▶ _Written problem_
Every entry here needs to be repeated exactly.

▶ _Provided data_
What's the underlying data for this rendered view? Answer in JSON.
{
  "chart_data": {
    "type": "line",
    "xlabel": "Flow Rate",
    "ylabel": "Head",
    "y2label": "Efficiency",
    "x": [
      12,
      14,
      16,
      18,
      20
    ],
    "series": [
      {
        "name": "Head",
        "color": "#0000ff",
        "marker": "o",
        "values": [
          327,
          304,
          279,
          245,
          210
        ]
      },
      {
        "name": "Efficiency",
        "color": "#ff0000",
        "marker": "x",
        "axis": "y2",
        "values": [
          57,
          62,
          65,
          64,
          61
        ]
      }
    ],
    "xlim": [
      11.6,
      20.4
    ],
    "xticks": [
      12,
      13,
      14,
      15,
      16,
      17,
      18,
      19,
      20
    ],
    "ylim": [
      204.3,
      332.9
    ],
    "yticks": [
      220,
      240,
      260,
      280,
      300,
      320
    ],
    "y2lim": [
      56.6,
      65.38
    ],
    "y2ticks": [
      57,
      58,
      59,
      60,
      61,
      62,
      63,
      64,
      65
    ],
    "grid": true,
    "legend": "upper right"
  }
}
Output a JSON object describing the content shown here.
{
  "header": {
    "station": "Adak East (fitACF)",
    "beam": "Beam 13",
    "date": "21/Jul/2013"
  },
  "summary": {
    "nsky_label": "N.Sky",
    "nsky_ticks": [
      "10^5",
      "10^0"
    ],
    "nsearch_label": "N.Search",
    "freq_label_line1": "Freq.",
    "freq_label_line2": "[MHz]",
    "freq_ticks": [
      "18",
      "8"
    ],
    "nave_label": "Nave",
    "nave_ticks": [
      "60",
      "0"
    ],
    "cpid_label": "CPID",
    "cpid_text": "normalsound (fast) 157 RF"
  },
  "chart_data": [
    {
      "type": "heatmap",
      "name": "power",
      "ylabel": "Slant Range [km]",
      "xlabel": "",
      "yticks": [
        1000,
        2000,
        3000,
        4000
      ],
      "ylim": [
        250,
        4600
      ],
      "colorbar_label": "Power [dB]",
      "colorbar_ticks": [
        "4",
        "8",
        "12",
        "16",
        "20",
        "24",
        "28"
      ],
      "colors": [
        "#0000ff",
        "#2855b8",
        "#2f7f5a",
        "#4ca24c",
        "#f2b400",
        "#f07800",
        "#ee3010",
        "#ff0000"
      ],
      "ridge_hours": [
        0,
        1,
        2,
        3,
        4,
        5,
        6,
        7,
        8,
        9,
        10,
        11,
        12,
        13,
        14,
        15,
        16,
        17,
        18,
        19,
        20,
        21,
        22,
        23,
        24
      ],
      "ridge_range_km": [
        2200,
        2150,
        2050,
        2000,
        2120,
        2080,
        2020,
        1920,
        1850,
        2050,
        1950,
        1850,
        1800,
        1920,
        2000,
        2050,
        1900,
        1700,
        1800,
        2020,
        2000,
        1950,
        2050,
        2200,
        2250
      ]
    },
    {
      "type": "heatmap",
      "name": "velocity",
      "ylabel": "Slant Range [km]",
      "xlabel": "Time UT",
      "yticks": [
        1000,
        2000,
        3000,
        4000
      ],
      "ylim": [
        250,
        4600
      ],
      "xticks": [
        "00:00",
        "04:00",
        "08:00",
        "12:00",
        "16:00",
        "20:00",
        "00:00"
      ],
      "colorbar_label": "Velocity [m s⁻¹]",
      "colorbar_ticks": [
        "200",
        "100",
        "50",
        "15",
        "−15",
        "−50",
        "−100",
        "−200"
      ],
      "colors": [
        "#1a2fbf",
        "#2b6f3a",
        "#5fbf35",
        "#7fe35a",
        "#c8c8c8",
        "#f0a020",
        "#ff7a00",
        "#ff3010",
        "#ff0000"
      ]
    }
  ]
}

▶ _Task answer_
What's the underlying data for this rendered view? Answer in JSON.
{
  "chart_data": {
    "type": "line",
    "xlabel": "Flow Rate",
    "ylabel": "Head",
    "y2label": "Efficiency",
    "x": [
      12,
      14,
      16,
      18,
      20
    ],
    "series": [
      {
        "name": "Head",
        "color": "#0000ff",
        "marker": "o",
        "values": [
          327,
          304,
          279,
          245,
          210
        ]
      },
      {
        "name": "Efficiency",
        "color": "#ff0000",
        "marker": "x",
        "axis": "y2",
        "values": [
          57,
          62,
          65,
          64,
          61
        ]
      }
    ],
    "xlim": [
      11.6,
      20.4
    ],
    "xticks": [
      12,
      13,
      14,
      15,
      16,
      17,
      18,
      19,
      20
    ],
    "ylim": [
      204.3,
      332.9
    ],
    "yticks": [
      220,
      240,
      260,
      280,
      300,
      320
    ],
    "y2lim": [
      56.6,
      65.38
    ],
    "y2ticks": [
      57,
      58,
      59,
      60,
      61,
      62,
      63,
      64,
      65
    ],
    "grid": true,
    "legend": "upper right"
  }
}
Output a JSON object describing the content shown here.
{
  "header": {
    "station": "Adak East (fitACF)",
    "beam": "Beam 13",
    "date": "21/Jul/2013"
  },
  "summary": {
    "nsky_label": "N.Sky",
    "nsky_ticks": [
      "10^5",
      "10^0"
    ],
    "nsearch_label": "N.Search",
    "freq_label_line1": "Freq.",
    "freq_label_line2": "[MHz]",
    "freq_ticks": [
      "18",
      "8"
    ],
    "nave_label": "Nave",
    "nave_ticks": [
      "60",
      "0"
    ],
    "cpid_label": "CPID",
    "cpid_text": "normalsound (fast) 157 RF"
  },
  "chart_data": [
    {
      "type": "heatmap",
      "name": "power",
      "ylabel": "Slant Range [km]",
      "xlabel": "",
      "yticks": [
        1000,
        2000,
        3000,
        4000
      ],
      "ylim": [
        250,
        4600
      ],
      "colorbar_label": "Power [dB]",
      "colorbar_ticks": [
        "4",
        "8",
        "12",
        "16",
        "20",
        "24",
        "28"
      ],
      "colors": [
        "#0000ff",
        "#2855b8",
        "#2f7f5a",
        "#4ca24c",
        "#f2b400",
        "#f07800",
        "#ee3010",
        "#ff0000"
      ],
      "ridge_hours": [
        0,
        1,
        2,
        3,
        4,
        5,
        6,
        7,
        8,
        9,
        10,
        11,
        12,
        13,
        14,
        15,
        16,
        17,
        18,
        19,
        20,
        21,
        22,
        23,
        24
      ],
      "ridge_range_km": [
        2200,
        2150,
        2050,
        2000,
        2120,
        2080,
        2020,
        1920,
        1850,
        2050,
        1950,
        1850,
        1800,
        1920,
        2000,
        2050,
        1900,
        1700,
        1800,
        2020,
        2000,
        1950,
        2050,
        2200,
        2250
      ]
    },
    {
      "type": "heatmap",
      "name": "velocity",
      "ylabel": "Slant Range [km]",
      "xlabel": "Time UT",
      "yticks": [
        1000,
        2000,
        3000,
        4000
      ],
      "ylim": [
        250,
        4600
      ],
      "xticks": [
        "00:00",
        "04:00",
        "08:00",
        "12:00",
        "16:00",
        "20:00",
        "00:00"
      ],
      "colorbar_label": "Velocity [m s⁻¹]",
      "colorbar_ticks": [
        "200",
        "100",
        "50",
        "15",
        "−15",
        "−50",
        "−100",
        "−200"
      ],
      "colors": [
        "#1a2fbf",
        "#2b6f3a",
        "#5fbf35",
        "#7fe35a",
        "#c8c8c8",
        "#f0a020",
        "#ff7a00",
        "#ff3010",
        "#ff0000"
      ]
    }
  ]
}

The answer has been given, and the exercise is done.